## Task goal
Rewrite the records below, changing each "annotation-arrowhead" to "annotation-pointer" and leaving every other part of every line as it is.

▽

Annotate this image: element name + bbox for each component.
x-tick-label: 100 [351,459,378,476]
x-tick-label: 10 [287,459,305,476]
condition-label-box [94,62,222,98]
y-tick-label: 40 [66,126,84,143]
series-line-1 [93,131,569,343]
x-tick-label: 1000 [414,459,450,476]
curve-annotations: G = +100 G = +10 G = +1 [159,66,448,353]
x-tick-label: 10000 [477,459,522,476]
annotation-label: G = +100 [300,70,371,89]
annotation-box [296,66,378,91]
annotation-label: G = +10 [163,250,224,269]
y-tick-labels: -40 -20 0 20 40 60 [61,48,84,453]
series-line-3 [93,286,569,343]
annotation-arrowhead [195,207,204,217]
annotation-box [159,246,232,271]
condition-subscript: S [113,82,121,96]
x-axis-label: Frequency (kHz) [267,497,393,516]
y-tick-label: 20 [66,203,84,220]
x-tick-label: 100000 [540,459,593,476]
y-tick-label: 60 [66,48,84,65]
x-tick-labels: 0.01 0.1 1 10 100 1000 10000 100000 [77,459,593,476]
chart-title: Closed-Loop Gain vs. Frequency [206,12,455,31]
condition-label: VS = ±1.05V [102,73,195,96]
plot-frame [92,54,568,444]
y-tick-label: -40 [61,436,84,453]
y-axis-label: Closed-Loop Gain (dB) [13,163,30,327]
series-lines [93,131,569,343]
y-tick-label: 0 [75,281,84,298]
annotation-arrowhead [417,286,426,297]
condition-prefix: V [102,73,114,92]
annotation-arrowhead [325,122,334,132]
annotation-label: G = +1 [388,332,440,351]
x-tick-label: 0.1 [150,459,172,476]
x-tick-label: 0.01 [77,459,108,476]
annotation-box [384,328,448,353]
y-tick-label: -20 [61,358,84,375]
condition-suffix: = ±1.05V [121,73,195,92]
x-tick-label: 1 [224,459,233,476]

△

## Full output
Annotate this image: element name + bbox for each component.
x-tick-label: 100 [351,459,378,476]
x-tick-label: 10 [287,459,305,476]
condition-label-box [94,62,222,98]
y-tick-label: 40 [66,126,84,143]
series-line-1 [93,131,569,343]
x-tick-label: 1000 [414,459,450,476]
curve-annotations: G = +100 G = +10 G = +1 [159,66,448,353]
x-tick-label: 10000 [477,459,522,476]
annotation-label: G = +100 [300,70,371,89]
annotation-box [296,66,378,91]
annotation-label: G = +10 [163,250,224,269]
y-tick-labels: -40 -20 0 20 40 60 [61,48,84,453]
series-line-3 [93,286,569,343]
annotation-pointer [195,207,204,217]
annotation-box [159,246,232,271]
condition-subscript: S [113,82,121,96]
x-axis-label: Frequency (kHz) [267,497,393,516]
y-tick-label: 20 [66,203,84,220]
x-tick-label: 100000 [540,459,593,476]
y-tick-label: 60 [66,48,84,65]
x-tick-labels: 0.01 0.1 1 10 100 1000 10000 100000 [77,459,593,476]
chart-title: Closed-Loop Gain vs. Frequency [206,12,455,31]
condition-label: VS = ±1.05V [102,73,195,96]
plot-frame [92,54,568,444]
y-tick-label: -40 [61,436,84,453]
y-axis-label: Closed-Loop Gain (dB) [13,163,30,327]
series-lines [93,131,569,343]
y-tick-label: 0 [75,281,84,298]
annotation-pointer [417,286,426,297]
condition-prefix: V [102,73,114,92]
annotation-pointer [325,122,334,132]
annotation-label: G = +1 [388,332,440,351]
x-tick-label: 0.1 [150,459,172,476]
x-tick-label: 0.01 [77,459,108,476]
annotation-box [384,328,448,353]
y-tick-label: -20 [61,358,84,375]
condition-suffix: = ±1.05V [121,73,195,92]
x-tick-label: 1 [224,459,233,476]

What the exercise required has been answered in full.